## WORK TO DO
Go through the records and give each one again exactly.
--- Start DATA SUPPLIED ---
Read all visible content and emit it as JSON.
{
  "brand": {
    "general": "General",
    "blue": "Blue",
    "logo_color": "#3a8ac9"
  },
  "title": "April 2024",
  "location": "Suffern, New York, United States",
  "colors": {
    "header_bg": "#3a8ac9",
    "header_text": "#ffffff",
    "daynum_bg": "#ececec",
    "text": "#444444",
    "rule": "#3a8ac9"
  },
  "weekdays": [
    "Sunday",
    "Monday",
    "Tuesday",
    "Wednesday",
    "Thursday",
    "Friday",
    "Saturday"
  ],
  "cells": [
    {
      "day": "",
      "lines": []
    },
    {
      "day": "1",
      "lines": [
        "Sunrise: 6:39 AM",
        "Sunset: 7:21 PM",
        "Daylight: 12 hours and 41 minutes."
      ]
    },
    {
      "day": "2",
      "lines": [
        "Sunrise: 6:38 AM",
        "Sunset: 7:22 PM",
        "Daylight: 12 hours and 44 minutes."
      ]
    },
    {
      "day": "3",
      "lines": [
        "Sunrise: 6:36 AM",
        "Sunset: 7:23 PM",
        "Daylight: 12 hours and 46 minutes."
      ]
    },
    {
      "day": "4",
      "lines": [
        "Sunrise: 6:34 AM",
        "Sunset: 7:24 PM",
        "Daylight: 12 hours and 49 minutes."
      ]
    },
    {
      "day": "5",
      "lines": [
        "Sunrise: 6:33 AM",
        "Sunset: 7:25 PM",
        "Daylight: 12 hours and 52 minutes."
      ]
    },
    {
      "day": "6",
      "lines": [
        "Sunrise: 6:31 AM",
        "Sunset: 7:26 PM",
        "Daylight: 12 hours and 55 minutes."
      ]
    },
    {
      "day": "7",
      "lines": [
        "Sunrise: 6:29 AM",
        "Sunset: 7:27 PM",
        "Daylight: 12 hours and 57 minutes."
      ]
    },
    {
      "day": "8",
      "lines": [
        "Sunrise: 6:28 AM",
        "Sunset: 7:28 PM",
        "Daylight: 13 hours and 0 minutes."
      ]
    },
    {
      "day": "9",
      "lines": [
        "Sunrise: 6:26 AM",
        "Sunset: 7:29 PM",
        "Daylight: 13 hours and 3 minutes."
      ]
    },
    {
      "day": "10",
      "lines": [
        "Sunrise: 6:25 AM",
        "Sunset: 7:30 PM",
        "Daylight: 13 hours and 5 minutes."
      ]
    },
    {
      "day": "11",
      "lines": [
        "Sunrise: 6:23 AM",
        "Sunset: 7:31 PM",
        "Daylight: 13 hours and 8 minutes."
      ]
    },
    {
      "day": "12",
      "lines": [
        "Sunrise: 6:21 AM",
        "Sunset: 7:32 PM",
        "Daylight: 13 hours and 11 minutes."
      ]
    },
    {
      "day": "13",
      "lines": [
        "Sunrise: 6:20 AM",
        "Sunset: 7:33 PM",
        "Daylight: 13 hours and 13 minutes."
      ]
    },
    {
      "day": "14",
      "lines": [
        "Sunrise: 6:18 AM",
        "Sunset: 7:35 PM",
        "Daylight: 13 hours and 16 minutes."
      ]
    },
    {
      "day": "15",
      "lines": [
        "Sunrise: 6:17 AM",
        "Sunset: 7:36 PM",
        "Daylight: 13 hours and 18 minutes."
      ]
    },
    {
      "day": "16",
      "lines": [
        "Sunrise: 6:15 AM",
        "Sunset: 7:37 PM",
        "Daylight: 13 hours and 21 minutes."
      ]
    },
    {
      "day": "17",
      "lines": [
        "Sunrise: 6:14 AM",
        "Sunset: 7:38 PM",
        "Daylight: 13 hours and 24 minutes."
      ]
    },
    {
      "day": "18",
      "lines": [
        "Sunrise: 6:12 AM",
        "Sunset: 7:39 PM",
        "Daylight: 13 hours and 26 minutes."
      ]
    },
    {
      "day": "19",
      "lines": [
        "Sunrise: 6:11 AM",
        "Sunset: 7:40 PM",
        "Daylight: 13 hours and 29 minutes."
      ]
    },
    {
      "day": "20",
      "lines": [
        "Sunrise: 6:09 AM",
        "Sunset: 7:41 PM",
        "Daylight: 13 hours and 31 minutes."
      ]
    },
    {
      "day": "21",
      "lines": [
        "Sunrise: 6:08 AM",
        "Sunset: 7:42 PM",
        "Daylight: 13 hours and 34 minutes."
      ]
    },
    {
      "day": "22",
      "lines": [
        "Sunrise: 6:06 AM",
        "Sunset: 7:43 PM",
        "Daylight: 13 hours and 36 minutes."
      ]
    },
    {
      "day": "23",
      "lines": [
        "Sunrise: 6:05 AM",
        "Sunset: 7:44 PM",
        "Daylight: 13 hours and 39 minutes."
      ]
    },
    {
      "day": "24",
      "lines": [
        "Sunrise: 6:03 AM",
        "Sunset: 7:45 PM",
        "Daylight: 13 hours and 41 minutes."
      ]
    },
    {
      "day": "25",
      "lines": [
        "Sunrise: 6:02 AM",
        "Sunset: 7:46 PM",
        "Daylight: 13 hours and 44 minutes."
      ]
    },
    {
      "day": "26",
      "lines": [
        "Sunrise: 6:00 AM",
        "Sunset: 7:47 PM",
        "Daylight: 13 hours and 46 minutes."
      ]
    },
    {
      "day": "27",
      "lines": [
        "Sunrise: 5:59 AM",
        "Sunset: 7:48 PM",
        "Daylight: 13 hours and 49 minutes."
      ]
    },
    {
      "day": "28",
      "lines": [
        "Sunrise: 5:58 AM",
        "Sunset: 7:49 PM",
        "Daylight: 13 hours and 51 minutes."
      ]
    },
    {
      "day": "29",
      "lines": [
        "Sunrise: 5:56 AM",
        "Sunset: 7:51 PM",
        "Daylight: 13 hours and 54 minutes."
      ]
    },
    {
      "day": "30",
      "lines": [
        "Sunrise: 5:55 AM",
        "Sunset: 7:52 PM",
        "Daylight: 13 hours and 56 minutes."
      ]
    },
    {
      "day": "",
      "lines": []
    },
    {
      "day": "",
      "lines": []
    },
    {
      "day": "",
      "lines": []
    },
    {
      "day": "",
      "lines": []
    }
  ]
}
--- End DATA SUPPLIED ---
## EXPECTED ANSWER
Read all visible content and emit it as JSON.
{
  "brand": {
    "general": "General",
    "blue": "Blue",
    "logo_color": "#3a8ac9"
  },
  "title": "April 2024",
  "location": "Suffern, New York, United States",
  "colors": {
    "header_bg": "#3a8ac9",
    "header_text": "#ffffff",
    "daynum_bg": "#ececec",
    "text": "#444444",
    "rule": "#3a8ac9"
  },
  "weekdays": [
    "Sunday",
    "Monday",
    "Tuesday",
    "Wednesday",
    "Thursday",
    "Friday",
    "Saturday"
  ],
  "cells": [
    {
      "day": "",
      "lines": []
    },
    {
      "day": "1",
      "lines": [
        "Sunrise: 6:39 AM",
        "Sunset: 7:21 PM",
        "Daylight: 12 hours and 41 minutes."
      ]
    },
    {
      "day": "2",
      "lines": [
        "Sunrise: 6:38 AM",
        "Sunset: 7:22 PM",
        "Daylight: 12 hours and 44 minutes."
      ]
    },
    {
      "day": "3",
      "lines": [
        "Sunrise: 6:36 AM",
        "Sunset: 7:23 PM",
        "Daylight: 12 hours and 46 minutes."
      ]
    },
    {
      "day": "4",
      "lines": [
        "Sunrise: 6:34 AM",
        "Sunset: 7:24 PM",
        "Daylight: 12 hours and 49 minutes."
      ]
    },
    {
      "day": "5",
      "lines": [
        "Sunrise: 6:33 AM",
        "Sunset: 7:25 PM",
        "Daylight: 12 hours and 52 minutes."
      ]
    },
    {
      "day": "6",
      "lines": [
        "Sunrise: 6:31 AM",
        "Sunset: 7:26 PM",
        "Daylight: 12 hours and 55 minutes."
      ]
    },
    {
      "day": "7",
      "lines": [
        "Sunrise: 6:29 AM",
        "Sunset: 7:27 PM",
        "Daylight: 12 hours and 57 minutes."
      ]
    },
    {
      "day": "8",
      "lines": [
        "Sunrise: 6:28 AM",
        "Sunset: 7:28 PM",
        "Daylight: 13 hours and 0 minutes."
      ]
    },
    {
      "day": "9",
      "lines": [
        "Sunrise: 6:26 AM",
        "Sunset: 7:29 PM",
        "Daylight: 13 hours and 3 minutes."
      ]
    },
    {
      "day": "10",
      "lines": [
        "Sunrise: 6:25 AM",
        "Sunset: 7:30 PM",
        "Daylight: 13 hours and 5 minutes."
      ]
    },
    {
      "day": "11",
      "lines": [
        "Sunrise: 6:23 AM",
        "Sunset: 7:31 PM",
        "Daylight: 13 hours and 8 minutes."
      ]
    },
    {
      "day": "12",
      "lines": [
        "Sunrise: 6:21 AM",
        "Sunset: 7:32 PM",
        "Daylight: 13 hours and 11 minutes."
      ]
    },
    {
      "day": "13",
      "lines": [
        "Sunrise: 6:20 AM",
        "Sunset: 7:33 PM",
        "Daylight: 13 hours and 13 minutes."
      ]
    },
    {
      "day": "14",
      "lines": [
        "Sunrise: 6:18 AM",
        "Sunset: 7:35 PM",
        "Daylight: 13 hours and 16 minutes."
      ]
    },
    {
      "day": "15",
      "lines": [
        "Sunrise: 6:17 AM",
        "Sunset: 7:36 PM",
        "Daylight: 13 hours and 18 minutes."
      ]
    },
    {
      "day": "16",
      "lines": [
        "Sunrise: 6:15 AM",
        "Sunset: 7:37 PM",
        "Daylight: 13 hours and 21 minutes."
      ]
    },
    {
      "day": "17",
      "lines": [
        "Sunrise: 6:14 AM",
        "Sunset: 7:38 PM",
        "Daylight: 13 hours and 24 minutes."
      ]
    },
    {
      "day": "18",
      "lines": [
        "Sunrise: 6:12 AM",
        "Sunset: 7:39 PM",
        "Daylight: 13 hours and 26 minutes."
      ]
    },
    {
      "day": "19",
      "lines": [
        "Sunrise: 6:11 AM",
        "Sunset: 7:40 PM",
        "Daylight: 13 hours and 29 minutes."
      ]
    },
    {
      "day": "20",
      "lines": [
        "Sunrise: 6:09 AM",
        "Sunset: 7:41 PM",
        "Daylight: 13 hours and 31 minutes."
      ]
    },
    {
      "day": "21",
      "lines": [
        "Sunrise: 6:08 AM",
        "Sunset: 7:42 PM",
        "Daylight: 13 hours and 34 minutes."
      ]
    },
    {
      "day": "22",
      "lines": [
        "Sunrise: 6:06 AM",
        "Sunset: 7:43 PM",
        "Daylight: 13 hours and 36 minutes."
      ]
    },
    {
      "day": "23",
      "lines": [
        "Sunrise: 6:05 AM",
        "Sunset: 7:44 PM",
        "Daylight: 13 hours and 39 minutes."
      ]
    },
    {
      "day": "24",
      "lines": [
        "Sunrise: 6:03 AM",
        "Sunset: 7:45 PM",
        "Daylight: 13 hours and 41 minutes."
      ]
    },
    {
      "day": "25",
      "lines": [
        "Sunrise: 6:02 AM",
        "Sunset: 7:46 PM",
        "Daylight: 13 hours and 44 minutes."
      ]
    },
    {
      "day": "26",
      "lines": [
        "Sunrise: 6:00 AM",
        "Sunset: 7:47 PM",
        "Daylight: 13 hours and 46 minutes."
      ]
    },
    {
      "day": "27",
      "lines": [
        "Sunrise: 5:59 AM",
        "Sunset: 7:48 PM",
        "Daylight: 13 hours and 49 minutes."
      ]
    },
    {
      "day": "28",
      "lines": [
        "Sunrise: 5:58 AM",
        "Sunset: 7:49 PM",
        "Daylight: 13 hours and 51 minutes."
      ]
    },
    {
      "day": "29",
      "lines": [
        "Sunrise: 5:56 AM",
        "Sunset: 7:51 PM",
        "Daylight: 13 hours and 54 minutes."
      ]
    },
    {
      "day": "30",
      "lines": [
        "Sunrise: 5:55 AM",
        "Sunset: 7:52 PM",
        "Daylight: 13 hours and 56 minutes."
      ]
    },
    {
      "day": "",
      "lines": []
    },
    {
      "day": "",
      "lines": []
    },
    {
      "day": "",
      "lines": []
    },
    {
      "day": "",
      "lines": []
    }
  ]
}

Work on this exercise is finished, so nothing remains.